■ 발췌문
Data Handling with R and SQL
preface 이번 포스트에서는 R 과 SQL 을 이용하여 데이터프레임을 조작하는 방법을 다룹니다. 많이 쓰이는 대표적인 경우를 R 과 SQL 각각 어떻게 코딩하는지 살펴봅니다.
다음 자료를 참고하였습니다:
- https://cran.r-project.org/web/packages/sqldf/index.html
- 위 링크에 있는 Reference manual 의 예제를 변형하였습니다.
sqldf 패키지 설치
일반적으로 R 에서 패키지 설치는 R studio 에서 packages > install 통해 가능합니다. 하지만 jupyter notebook 을 통해 R 을 사용하는 경우에는 다음을 입력합시다.
install.packages('sqldf', repos='http://cran.us.r-project.org')
샘플 데이터 생성
대부분의 경우 IRIS 데이터를 샘플로 사용합니다. sqldf
를 사용하면 db를 따로 만드는 번거로움을 생략할 수 있지만, 어쩐일인지 요즘 제 컴퓨터에서 sqldf
가 에러가 나는 관계로 RSQLite
를 사용하겠습니다.
# These examples show how to run a variety of data frame manipulations
# in R without SQL and then again with SQL
library(sqldf)
library(RSQLite)
dfIRIS <- iris
fctr.cols <- sapply(dfIRIS, is.factor)
dfIRIS[, fctr.cols] <- sapply(dfIRIS[, fctr.cols], as.character)
names(dfIRIS)[1] = 'Sepal_Length'
names(dfIRIS)[2] = 'Sepal_Width'
names(dfIRIS)[3] = 'Petal_Length'
names(dfIRIS)[4] = 'Petal_Width'
conn <- dbConnect(SQLite(),'mydb.db')
dbWriteTable(conn, "dfIRIS", dfIRIS, overwrite = TRUE)
Subset
head
# head - 처음 n 개 obs 추출
a1r <- head(dfIRIS, n=5)
a1s <- dbGetQuery(conn, "select * from dfIRIS limit 5")
identical(a1r, a1s)

■ 연습용 기록
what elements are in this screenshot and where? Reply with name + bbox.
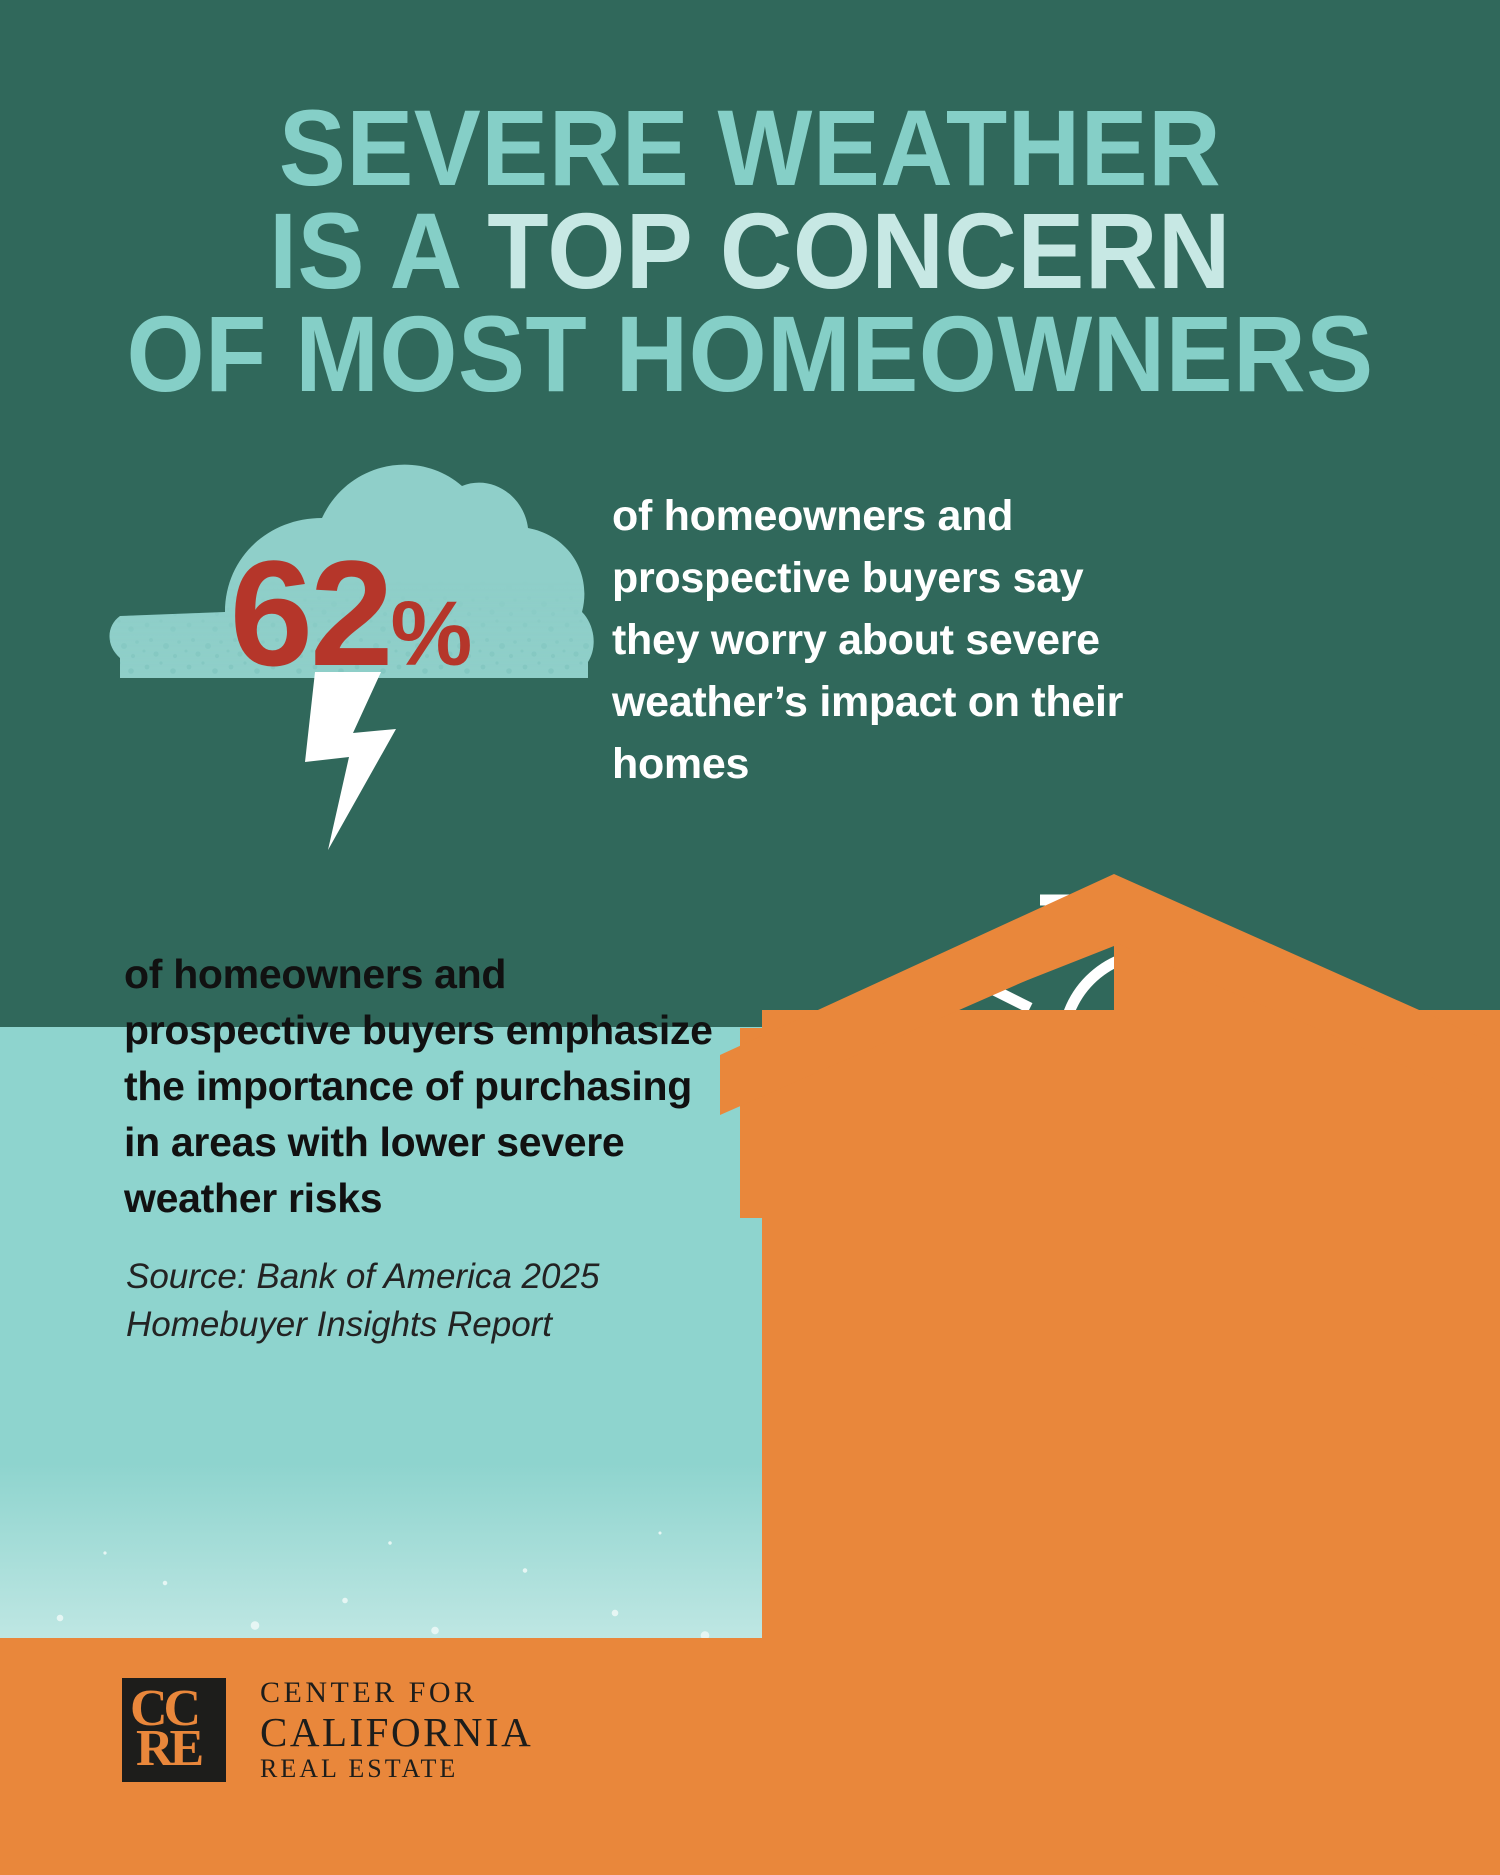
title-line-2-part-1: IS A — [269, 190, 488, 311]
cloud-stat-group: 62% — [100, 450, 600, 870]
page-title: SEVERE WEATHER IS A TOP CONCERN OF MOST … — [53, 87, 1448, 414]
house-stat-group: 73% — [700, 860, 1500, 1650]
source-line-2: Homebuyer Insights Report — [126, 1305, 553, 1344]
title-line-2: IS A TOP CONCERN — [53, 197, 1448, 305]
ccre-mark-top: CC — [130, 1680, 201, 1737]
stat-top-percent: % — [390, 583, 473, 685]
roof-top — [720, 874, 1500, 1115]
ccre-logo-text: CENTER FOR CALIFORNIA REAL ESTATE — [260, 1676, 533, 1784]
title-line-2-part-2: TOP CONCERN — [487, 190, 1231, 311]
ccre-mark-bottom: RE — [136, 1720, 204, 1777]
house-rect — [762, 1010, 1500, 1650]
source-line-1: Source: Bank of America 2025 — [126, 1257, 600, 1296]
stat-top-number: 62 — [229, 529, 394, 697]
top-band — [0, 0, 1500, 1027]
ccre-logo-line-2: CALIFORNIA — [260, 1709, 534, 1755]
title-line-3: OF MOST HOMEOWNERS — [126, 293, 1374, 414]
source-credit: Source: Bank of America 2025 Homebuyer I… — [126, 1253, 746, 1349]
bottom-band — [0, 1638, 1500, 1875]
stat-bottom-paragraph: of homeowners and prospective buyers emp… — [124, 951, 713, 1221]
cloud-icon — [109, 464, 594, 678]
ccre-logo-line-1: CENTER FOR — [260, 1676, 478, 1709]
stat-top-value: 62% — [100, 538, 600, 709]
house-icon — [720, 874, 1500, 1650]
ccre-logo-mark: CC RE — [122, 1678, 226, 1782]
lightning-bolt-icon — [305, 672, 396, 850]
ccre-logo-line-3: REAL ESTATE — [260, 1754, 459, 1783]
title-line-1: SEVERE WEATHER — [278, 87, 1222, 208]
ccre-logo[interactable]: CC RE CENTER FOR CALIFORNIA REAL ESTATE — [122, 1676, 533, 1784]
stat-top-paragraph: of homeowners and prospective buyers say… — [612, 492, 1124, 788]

---

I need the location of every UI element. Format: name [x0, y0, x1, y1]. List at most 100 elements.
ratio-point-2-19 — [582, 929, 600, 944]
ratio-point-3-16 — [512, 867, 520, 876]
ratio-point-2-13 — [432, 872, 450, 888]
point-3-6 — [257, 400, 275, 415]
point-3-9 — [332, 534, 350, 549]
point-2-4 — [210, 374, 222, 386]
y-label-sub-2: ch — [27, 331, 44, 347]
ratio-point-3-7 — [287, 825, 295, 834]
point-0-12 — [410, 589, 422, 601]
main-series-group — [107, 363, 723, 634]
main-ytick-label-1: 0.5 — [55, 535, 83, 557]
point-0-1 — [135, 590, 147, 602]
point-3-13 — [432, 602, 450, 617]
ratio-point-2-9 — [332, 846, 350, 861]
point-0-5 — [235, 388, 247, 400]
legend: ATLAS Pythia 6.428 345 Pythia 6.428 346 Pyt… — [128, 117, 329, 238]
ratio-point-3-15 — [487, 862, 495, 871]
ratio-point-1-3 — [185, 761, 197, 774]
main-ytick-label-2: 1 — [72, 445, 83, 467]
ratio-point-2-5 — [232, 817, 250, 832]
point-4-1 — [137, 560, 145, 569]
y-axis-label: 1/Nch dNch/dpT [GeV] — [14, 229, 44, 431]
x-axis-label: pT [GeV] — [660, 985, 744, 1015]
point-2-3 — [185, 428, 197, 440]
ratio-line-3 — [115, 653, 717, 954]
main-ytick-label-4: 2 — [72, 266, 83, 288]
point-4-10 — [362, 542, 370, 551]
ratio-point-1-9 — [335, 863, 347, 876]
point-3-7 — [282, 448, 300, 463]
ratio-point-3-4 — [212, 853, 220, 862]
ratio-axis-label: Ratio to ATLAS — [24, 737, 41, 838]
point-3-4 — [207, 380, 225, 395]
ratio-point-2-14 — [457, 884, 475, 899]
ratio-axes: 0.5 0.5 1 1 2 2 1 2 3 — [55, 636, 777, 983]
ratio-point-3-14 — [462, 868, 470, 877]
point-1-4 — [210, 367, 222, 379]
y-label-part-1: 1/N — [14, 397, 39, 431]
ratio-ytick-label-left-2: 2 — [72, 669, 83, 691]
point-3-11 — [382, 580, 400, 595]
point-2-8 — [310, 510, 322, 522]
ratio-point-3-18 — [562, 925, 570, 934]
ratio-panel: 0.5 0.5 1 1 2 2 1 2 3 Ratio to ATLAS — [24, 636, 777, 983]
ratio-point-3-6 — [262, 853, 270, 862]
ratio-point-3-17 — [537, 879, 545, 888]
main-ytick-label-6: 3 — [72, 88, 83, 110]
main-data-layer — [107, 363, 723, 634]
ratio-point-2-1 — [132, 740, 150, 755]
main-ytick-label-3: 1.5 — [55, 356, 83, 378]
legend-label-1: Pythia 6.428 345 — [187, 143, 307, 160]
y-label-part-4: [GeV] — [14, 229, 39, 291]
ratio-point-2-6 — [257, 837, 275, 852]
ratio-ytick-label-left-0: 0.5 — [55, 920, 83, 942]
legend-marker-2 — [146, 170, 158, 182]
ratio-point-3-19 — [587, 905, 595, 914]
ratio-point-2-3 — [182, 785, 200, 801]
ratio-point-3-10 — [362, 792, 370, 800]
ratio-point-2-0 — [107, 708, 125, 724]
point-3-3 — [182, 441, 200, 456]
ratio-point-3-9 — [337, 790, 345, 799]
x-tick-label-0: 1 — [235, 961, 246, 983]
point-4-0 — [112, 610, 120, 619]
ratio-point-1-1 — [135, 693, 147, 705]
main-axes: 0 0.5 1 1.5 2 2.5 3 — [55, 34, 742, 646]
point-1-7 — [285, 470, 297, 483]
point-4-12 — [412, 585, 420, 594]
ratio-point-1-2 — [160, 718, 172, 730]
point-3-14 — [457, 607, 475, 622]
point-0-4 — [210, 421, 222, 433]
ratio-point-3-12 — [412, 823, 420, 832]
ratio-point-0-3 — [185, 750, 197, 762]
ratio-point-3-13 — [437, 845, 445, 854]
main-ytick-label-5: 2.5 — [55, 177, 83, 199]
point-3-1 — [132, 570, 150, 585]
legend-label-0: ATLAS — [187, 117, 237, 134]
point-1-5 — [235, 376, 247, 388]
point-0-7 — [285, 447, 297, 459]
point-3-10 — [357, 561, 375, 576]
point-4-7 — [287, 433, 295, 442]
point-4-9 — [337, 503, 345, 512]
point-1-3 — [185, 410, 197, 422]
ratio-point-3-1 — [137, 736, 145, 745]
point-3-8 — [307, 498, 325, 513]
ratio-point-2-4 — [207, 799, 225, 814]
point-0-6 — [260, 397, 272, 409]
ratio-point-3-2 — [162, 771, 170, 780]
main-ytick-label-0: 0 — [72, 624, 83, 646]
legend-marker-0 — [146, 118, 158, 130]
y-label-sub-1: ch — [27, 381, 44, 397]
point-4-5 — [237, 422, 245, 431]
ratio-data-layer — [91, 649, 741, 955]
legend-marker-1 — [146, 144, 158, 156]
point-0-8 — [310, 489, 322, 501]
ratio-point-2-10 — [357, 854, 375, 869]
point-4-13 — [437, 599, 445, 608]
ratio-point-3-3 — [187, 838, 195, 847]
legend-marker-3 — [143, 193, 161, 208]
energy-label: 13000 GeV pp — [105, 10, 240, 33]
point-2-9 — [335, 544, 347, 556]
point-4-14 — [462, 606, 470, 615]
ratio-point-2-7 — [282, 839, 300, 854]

■ 도전 과제
1. 기록 가운데 "title-line-2-part-1: IS A" 문구가 있는 줄에서 시작하여 "source-line-1: Source: Bank" 문구가 있는 줄에서 끝나는 부분만, "CONCERN" 표현을 "PRIORITY" 표현으로 바꾸고 나머지는 그대로 두어 다시 쓰십시오.
2. R과 SQL을 이용한 데이터 처리에 관한 발췌문을 마지막 줄 다음부터 이어서 작성하십시오.
발췌문과 기록은 서로 아무런 관련이 없습니다.

■ 과제별 답안
1.
title-line-2-part-1: IS A — [269, 190, 488, 311]
cloud-stat-group: 62% — [100, 450, 600, 870]
page-title: SEVERE WEATHER IS A TOP PRIORITY OF MOST … — [53, 87, 1448, 414]
house-stat-group: 73% — [700, 860, 1500, 1650]
source-line-2: Homebuyer Insights Report — [126, 1305, 553, 1344]
title-line-2: IS A TOP PRIORITY — [53, 197, 1448, 305]
ccre-mark-top: CC — [130, 1680, 201, 1737]
stat-top-percent: % — [390, 583, 473, 685]
roof-top — [720, 874, 1500, 1115]
ccre-logo-text: CENTER FOR CALIFORNIA REAL ESTATE — [260, 1676, 533, 1784]
title-line-2-part-2: TOP PRIORITY — [487, 190, 1231, 311]
ccre-mark-bottom: RE — [136, 1720, 204, 1777]
house-rect — [762, 1010, 1500, 1650]
source-line-1: Source: Bank of America 2025 — [126, 1257, 600, 1296]

2.
TRUE
a1r
Sepal_Length | Sepal_Width | Petal_Length | Petal_Width | Species |
---|---|---|---|---|
5.1 | 3.5 | 1.4 | 0.2 | setosa |
4.9 | 3.0 | 1.4 | 0.2 | setosa |
4.7 | 3.2 | 1.3 | 0.2 | setosa |
4.6 | 3.1 | 1.5 | 0.2 | setosa |
5.0 | 3.6 | 1.4 | 0.2 | setosa |
조건: 특정 문자열 포함
# subset - feature 가 특정 문자열을 포함한 obs 추출
a2r <- subset(dfIRIS, grepl("^se", Species))
a2s <- dbGetQuery(conn, "select * from dfIRIS where Species like 'se%'")
all.equal(as.data.frame(a2r), a2s)
TRUE
head(a2r, n=5)
Sepal_Length | Sepal_Width | Petal_Length | Petal_Width | Species |
---|---|---|---|---|
5.1 | 3.5 | 1.4 | 0.2 | setosa |
4.9 | 3.0 | 1.4 | 0.2 | setosa |
4.7 | 3.2 | 1.3 | 0.2 | setosa |
4.6 | 3.1 | 1.5 | 0.2 | setosa |
5.0 | 3.6 | 1.4 | 0.2 | setosa |
조건: 특정 categories 포함
#subset - feature 가 특정 이름(들)을 가진 obs 추출
a3r <- subset(dfIRIS, Species %in% c("setosa", "versicolor"))
a3s <- dbGetQuery(conn, "select * from dfIRIS where Species in ('setosa', 'versicolor')")
row.names(a3r) <- NULL
identical(a3r, a3s)
TRUE
head(a3r, n=5)
Sepal_Length | Sepal_Width | Petal_Length | Petal_Width | Species |
---|---|---|---|---|
5.1 | 3.5 | 1.4 | 0.2 | setosa |
4.9 | 3.0 | 1.4 | 0.2 | setosa |
4.7 | 3.2 | 1.3 | 0.2 | setosa |
4.6 | 3.1 | 1.5 | 0.2 | setosa |
5.0 | 3.6 | 1.4 | 0.2 | setosa |
조건: 특정 변수의 범위 지정
# subset - feature 가 특정 범위 안에 있는 obs 추출
a4r <- subset(dfIRIS, Sepal_Length >= 5.5 & Sepal_Length <= 5.6)
a4s <- dbGetQuery(conn, "select * from dfIRIS where Sepal_Length between 5.5 and 5.6")
row.names(a4r) <- NULL
identical(a4r, a4s)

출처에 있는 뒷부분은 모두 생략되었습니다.